**Exercise instructions**
Reproduce exactly the entries from the "Read this page and output its text content." line to the end. Skip all pictures.

**Recorded data**
※ ※ ※

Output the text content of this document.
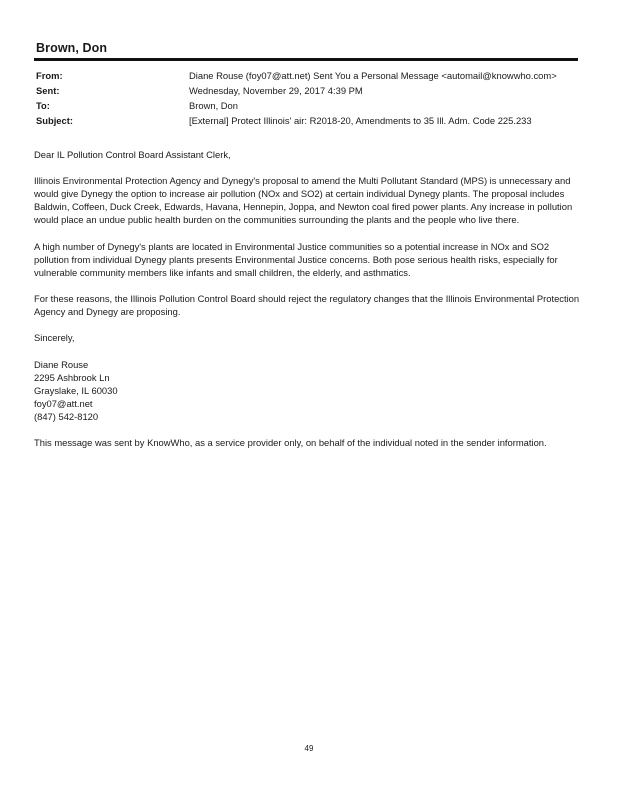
Brown, Don
From:	Diane Rouse (foy07@att.net) Sent You a Personal Message <automail@knowwho.com>
Sent:	Wednesday, November 29, 2017 4:39 PM
To:	Brown, Don
Subject:	[External] Protect Illinois' air: R2018-20, Amendments to 35 Ill. Adm. Code 225.233

Dear IL Pollution Control Board Assistant Clerk,

Illinois Environmental Protection Agency and Dynegy's proposal to amend the Multi Pollutant Standard (MPS) is unnecessary and would give Dynegy the option to increase air pollution (NOx and SO2) at certain individual Dynegy plants. The proposal includes Baldwin, Coffeen, Duck Creek, Edwards, Havana, Hennepin, Joppa, and Newton coal fired power plants. Any increase in pollution would place an undue public health burden on the communities surrounding the plants and the people who live there.

A high number of Dynegy's plants are located in Environmental Justice communities so a potential increase in NOx and SO2 pollution from individual Dynegy plants presents Environmental Justice concerns. Both pose serious health risks, especially for vulnerable community members like infants and small children, the elderly, and asthmatics.

For these reasons, the Illinois Pollution Control Board should reject the regulatory changes that the Illinois Environmental Protection Agency and Dynegy are proposing.

Sincerely,

Diane Rouse
2295 Ashbrook Ln
Grayslake, IL 60030
foy07@att.net
(847) 542-8120

This message was sent by KnowWho, as a service provider only, on behalf of the individual noted in the sender information.

49
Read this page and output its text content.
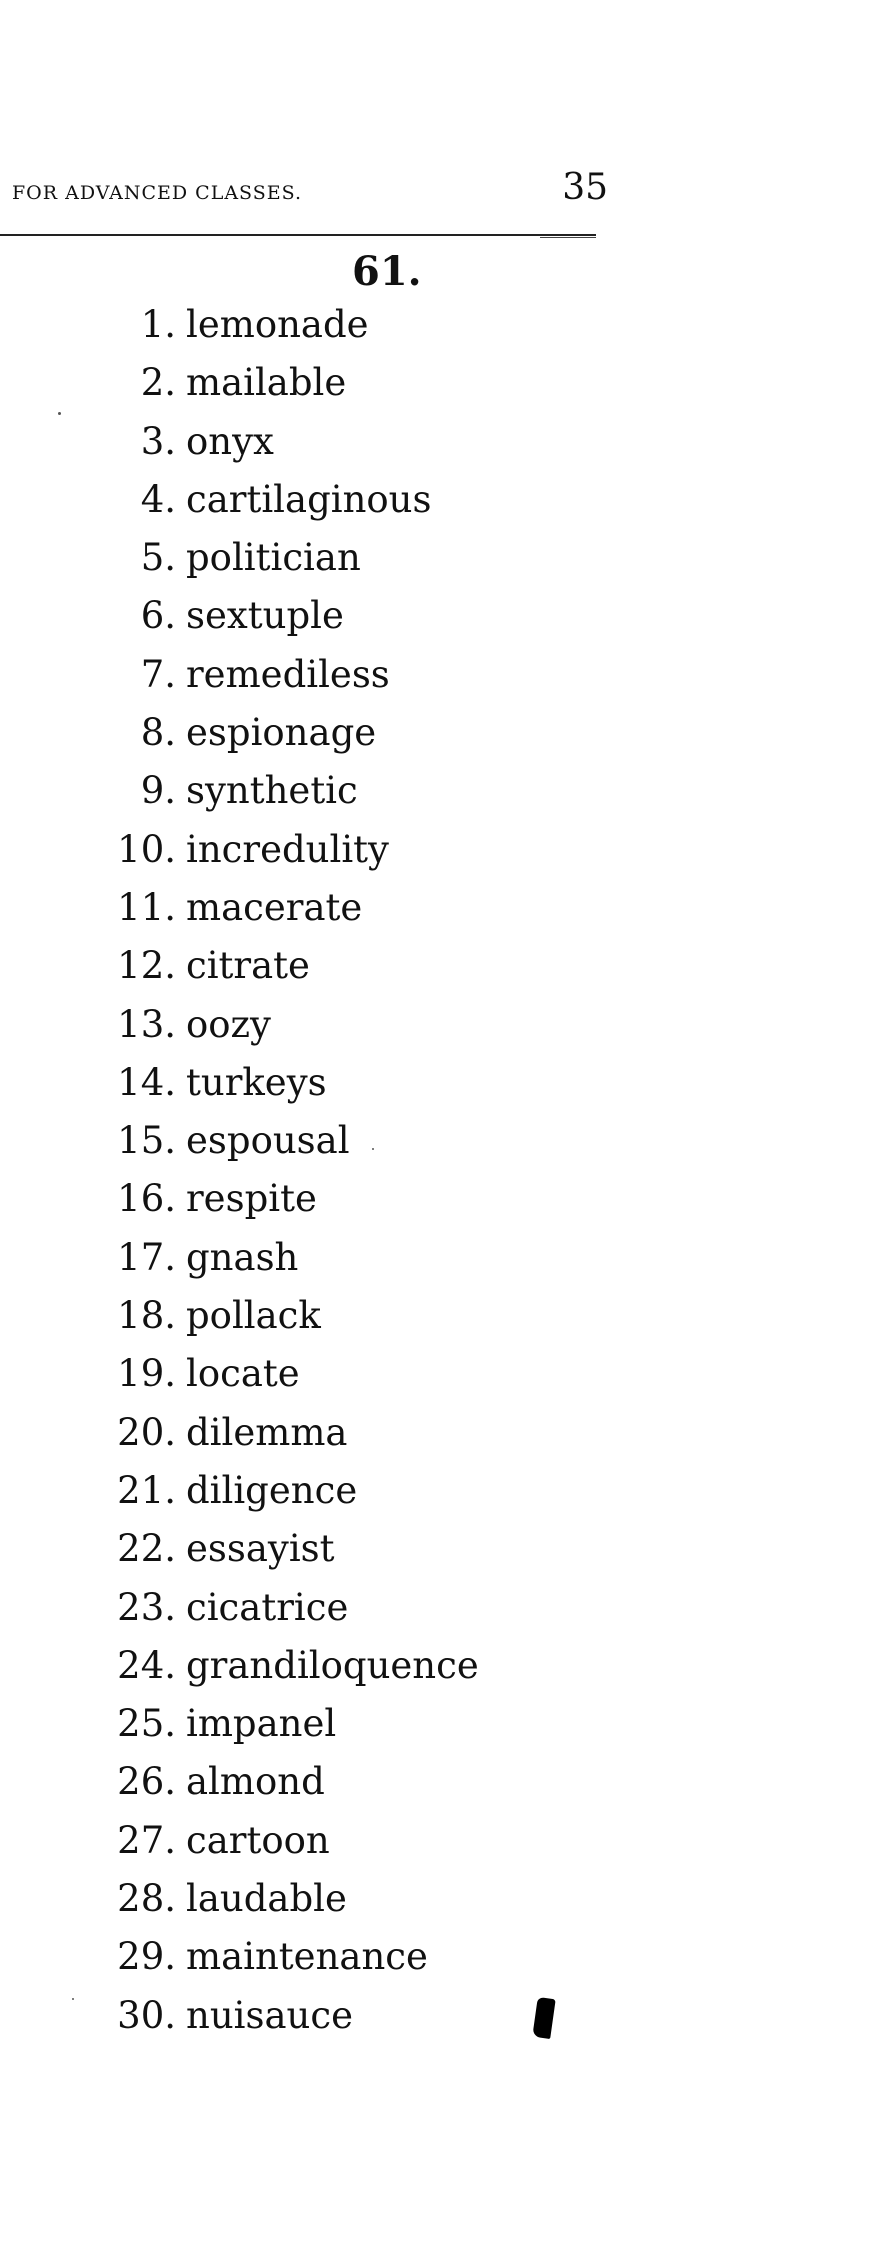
FOR ADVANCED CLASSES.	35
61.
1. lemonade
2. mailable
3. onyx
4. cartilaginous
5. politician
6. sextuple
7. remediless
8. espionage
9. synthetic
10. incredulity
11. macerate
12. citrate
13. oozy
14. turkeys
15. espousal
16. respite
17. gnash
18. pollack
19. locate
20. dilemma
21. diligence
22. essayist
23. cicatrice
24. grandiloquence
25. impanel
26. almond
27. cartoon
28. laudable
29. maintenance
30. nuisauce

※ ※ ※

**Solution to this exercise**
Read this page and output its text content.
FOR ADVANCED CLASSES.	35
61.
1. lemonade
2. mailable
3. onyx
4. cartilaginous
5. politician
6. sextuple
7. remediless
8. espionage
9. synthetic
10. incredulity
11. macerate
12. citrate
13. oozy
14. turkeys
15. espousal
16. respite
17. gnash
18. pollack
19. locate
20. dilemma
21. diligence
22. essayist
23. cicatrice
24. grandiloquence
25. impanel
26. almond
27. cartoon
28. laudable
29. maintenance
30. nuisauce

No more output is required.